▶ [Do this] Would you quote the material below in full and unchanged?
=== Records shown ===
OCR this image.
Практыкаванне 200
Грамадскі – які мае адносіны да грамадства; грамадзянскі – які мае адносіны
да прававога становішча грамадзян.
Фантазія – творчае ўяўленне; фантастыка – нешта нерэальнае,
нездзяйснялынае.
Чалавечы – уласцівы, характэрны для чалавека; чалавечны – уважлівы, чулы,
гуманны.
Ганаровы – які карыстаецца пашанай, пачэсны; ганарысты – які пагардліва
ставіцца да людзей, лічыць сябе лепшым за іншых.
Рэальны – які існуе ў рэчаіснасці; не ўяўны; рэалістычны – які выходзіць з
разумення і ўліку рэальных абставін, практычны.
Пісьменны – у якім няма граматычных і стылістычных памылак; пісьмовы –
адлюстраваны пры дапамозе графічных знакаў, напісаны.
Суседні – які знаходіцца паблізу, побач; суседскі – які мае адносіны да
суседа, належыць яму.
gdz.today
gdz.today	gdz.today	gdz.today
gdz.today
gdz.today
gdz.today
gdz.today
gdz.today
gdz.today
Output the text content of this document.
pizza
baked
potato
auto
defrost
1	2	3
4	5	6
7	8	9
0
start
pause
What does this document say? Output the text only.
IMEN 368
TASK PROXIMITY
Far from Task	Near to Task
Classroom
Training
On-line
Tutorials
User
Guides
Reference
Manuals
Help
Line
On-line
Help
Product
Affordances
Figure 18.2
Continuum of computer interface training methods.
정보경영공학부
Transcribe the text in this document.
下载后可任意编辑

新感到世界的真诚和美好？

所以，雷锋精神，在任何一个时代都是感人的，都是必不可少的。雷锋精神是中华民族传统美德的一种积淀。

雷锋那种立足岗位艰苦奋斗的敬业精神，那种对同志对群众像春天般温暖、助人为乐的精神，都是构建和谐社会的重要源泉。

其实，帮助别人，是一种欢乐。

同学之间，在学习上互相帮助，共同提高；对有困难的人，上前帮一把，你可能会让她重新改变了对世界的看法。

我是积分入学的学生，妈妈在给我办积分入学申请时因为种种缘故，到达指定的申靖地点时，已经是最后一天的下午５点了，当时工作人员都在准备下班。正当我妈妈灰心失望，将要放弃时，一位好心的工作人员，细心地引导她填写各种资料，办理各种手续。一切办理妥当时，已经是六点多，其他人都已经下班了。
===
▶ [Complete answer]
OCR this image.
Практыкаванне 200
Грамадскі – які мае адносіны да грамадства; грамадзянскі – які мае адносіны
да прававога становішча грамадзян.
Фантазія – творчае ўяўленне; фантастыка – нешта нерэальнае,
нездзяйснялынае.
Чалавечы – уласцівы, характэрны для чалавека; чалавечны – уважлівы, чулы,
гуманны.
Ганаровы – які карыстаецца пашанай, пачэсны; ганарысты – які пагардліва
ставіцца да людзей, лічыць сябе лепшым за іншых.
Рэальны – які існуе ў рэчаіснасці; не ўяўны; рэалістычны – які выходзіць з
разумення і ўліку рэальных абставін, практычны.
Пісьменны – у якім няма граматычных і стылістычных памылак; пісьмовы –
адлюстраваны пры дапамозе графічных знакаў, напісаны.
Суседні – які знаходіцца паблізу, побач; суседскі – які мае адносіны да
суседа, належыць яму.
gdz.today
gdz.today	gdz.today	gdz.today
gdz.today
gdz.today
gdz.today
gdz.today
gdz.today
gdz.today
Output the text content of this document.
pizza
baked
potato
auto
defrost
1	2	3
4	5	6
7	8	9
0
start
pause
What does this document say? Output the text only.
IMEN 368
TASK PROXIMITY
Far from Task	Near to Task
Classroom
Training
On-line
Tutorials
User
Guides
Reference
Manuals
Help
Line
On-line
Help
Product
Affordances
Figure 18.2
Continuum of computer interface training methods.
정보경영공학부
Transcribe the text in this document.
下载后可任意编辑

新感到世界的真诚和美好？

所以，雷锋精神，在任何一个时代都是感人的，都是必不可少的。雷锋精神是中华民族传统美德的一种积淀。

雷锋那种立足岗位艰苦奋斗的敬业精神，那种对同志对群众像春天般温暖、助人为乐的精神，都是构建和谐社会的重要源泉。

其实，帮助别人，是一种欢乐。

同学之间，在学习上互相帮助，共同提高；对有困难的人，上前帮一把，你可能会让她重新改变了对世界的看法。

我是积分入学的学生，妈妈在给我办积分入学申请时因为种种缘故，到达指定的申靖地点时，已经是最后一天的下午５点了，当时工作人员都在准备下班。正当我妈妈灰心失望，将要放弃时，一位好心的工作人员，细心地引导她填写各种资料，办理各种手续。一切办理妥当时，已经是六点多，其他人都已经下班了。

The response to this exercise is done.